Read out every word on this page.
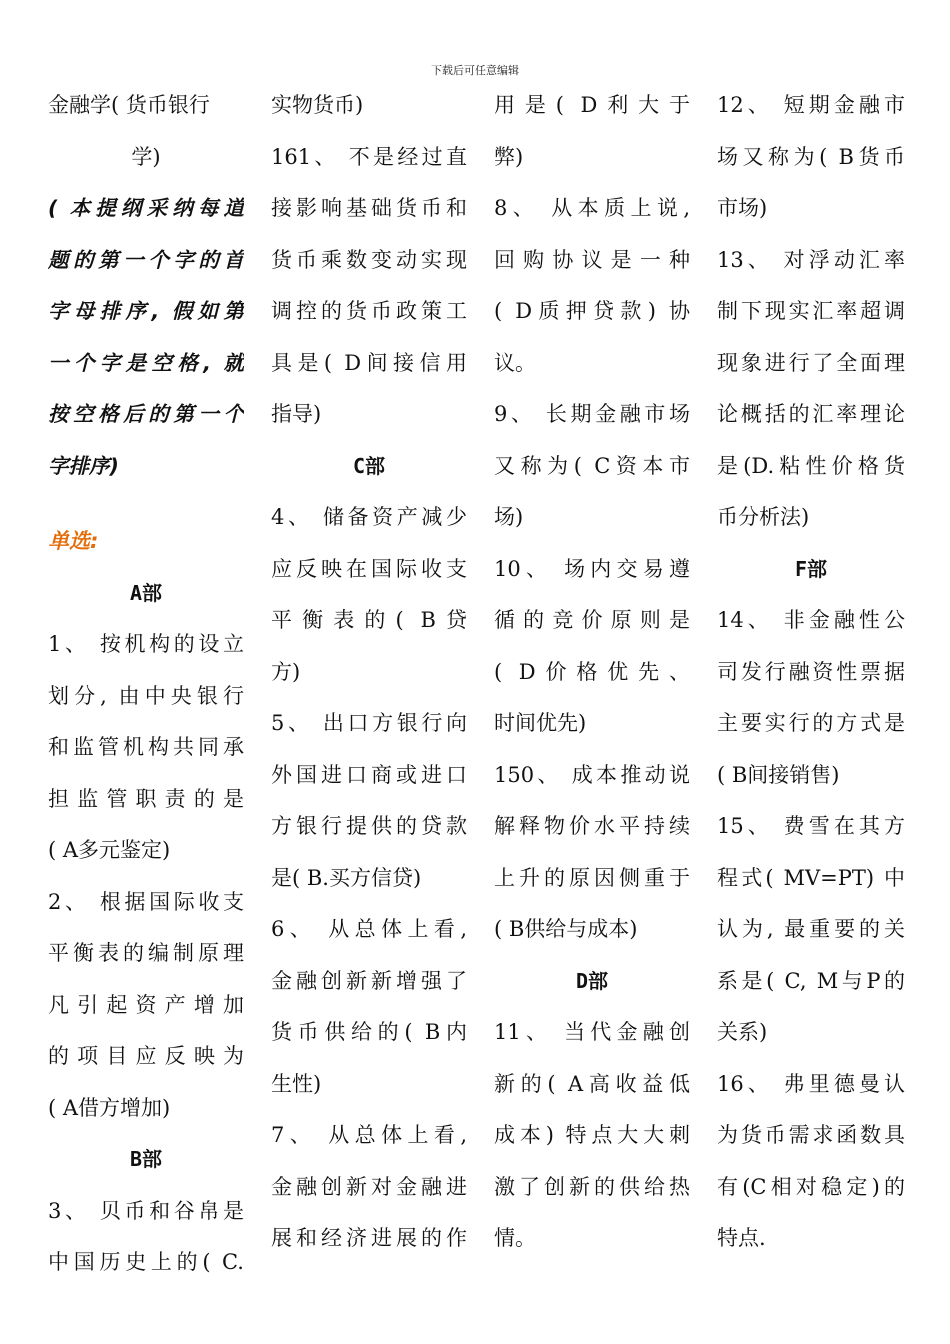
下载后可任意编辑

金融学( 货币银行

学)

( 本提纲采纳每道

题的第一个字的首

字母排序, 假如第

一个字是空格, 就

按空格后的第一个

字排序)

单选:

A部

1、 按机构的设立

划分, 由中央银行

和监管机构共同承

担监管职责的是

( A多元鉴定)

2、 根据国际收支

平衡表的编制原理

凡引起资产增加

的项目应反映为

( A借方增加)

B部

3、 贝币和谷帛是

中国历史上的( C.

实物货币)

161、 不是经过直

接影响基础货币和

货币乘数变动实现

调控的货币政策工

具是( D间接信用

指导)

C部

4、 储备资产减少

应反映在国际收支

平衡表的( B贷

方)

5、 出口方银行向

外国进口商或进口

方银行提供的贷款

是( B.买方信贷)

6、 从总体上看,

金融创新新增强了

货币供给的( B内

生性)

7、 从总体上看,

金融创新对金融进

展和经济进展的作

用是( D利大于

弊)

8、 从本质上说,

回购协议是一种

( D质押贷款) 协

议。

9、 长期金融市场

又称为( C资本市

场)

10、 场内交易遵

循的竞价原则是

( D价格优先、

时间优先)

150、 成本推动说

解释物价水平持续

上升的原因侧重于

( B供给与成本)

D部

11、 当代金融创

新的( A高收益低

成本) 特点大大刺

激了创新的供给热

情。

12、 短期金融市

场又称为( B货币

市场)

13、 对浮动汇率

制下现实汇率超调

现象进行了全面理

论概括的汇率理论

是(D.粘性价格货

币分析法)

F部

14、 非金融性公

司发行融资性票据

主要实行的方式是

( B间接销售)

15、 费雪在其方

程式( MV=PT) 中

认为, 最重要的关

系是( C, M与P的

关系)

16、 弗里德曼认

为货币需求函数具

有(C相对稳定)的

特点.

## WHAT THIS TASK INVOLVES
Your task is to repeat the data above exactly while excluding the pictures.

## WRITTEN SOLUTION
Read out every word on this page.
下载后可任意编辑

金融学( 货币银行

学)

( 本提纲采纳每道

题的第一个字的首

字母排序, 假如第

一个字是空格, 就

按空格后的第一个

字排序)

单选:

A部

1、 按机构的设立

划分, 由中央银行

和监管机构共同承

担监管职责的是

( A多元鉴定)

2、 根据国际收支

平衡表的编制原理

凡引起资产增加

的项目应反映为

( A借方增加)

B部

3、 贝币和谷帛是

中国历史上的( C.

实物货币)

161、 不是经过直

接影响基础货币和

货币乘数变动实现

调控的货币政策工

具是( D间接信用

指导)

C部

4、 储备资产减少

应反映在国际收支

平衡表的( B贷

方)

5、 出口方银行向

外国进口商或进口

方银行提供的贷款

是( B.买方信贷)

6、 从总体上看,

金融创新新增强了

货币供给的( B内

生性)

7、 从总体上看,

金融创新对金融进

展和经济进展的作

用是( D利大于

弊)

8、 从本质上说,

回购协议是一种

( D质押贷款) 协

议。

9、 长期金融市场

又称为( C资本市

场)

10、 场内交易遵

循的竞价原则是

( D价格优先、

时间优先)

150、 成本推动说

解释物价水平持续

上升的原因侧重于

( B供给与成本)

D部

11、 当代金融创

新的( A高收益低

成本) 特点大大刺

激了创新的供给热

情。

12、 短期金融市

场又称为( B货币

市场)

13、 对浮动汇率

制下现实汇率超调

现象进行了全面理

论概括的汇率理论

是(D.粘性价格货

币分析法)

F部

14、 非金融性公

司发行融资性票据

主要实行的方式是

( B间接销售)

15、 费雪在其方

程式( MV=PT) 中

认为, 最重要的关

系是( C, M与P的

关系)

16、 弗里德曼认

为货币需求函数具

有(C相对稳定)的

特点.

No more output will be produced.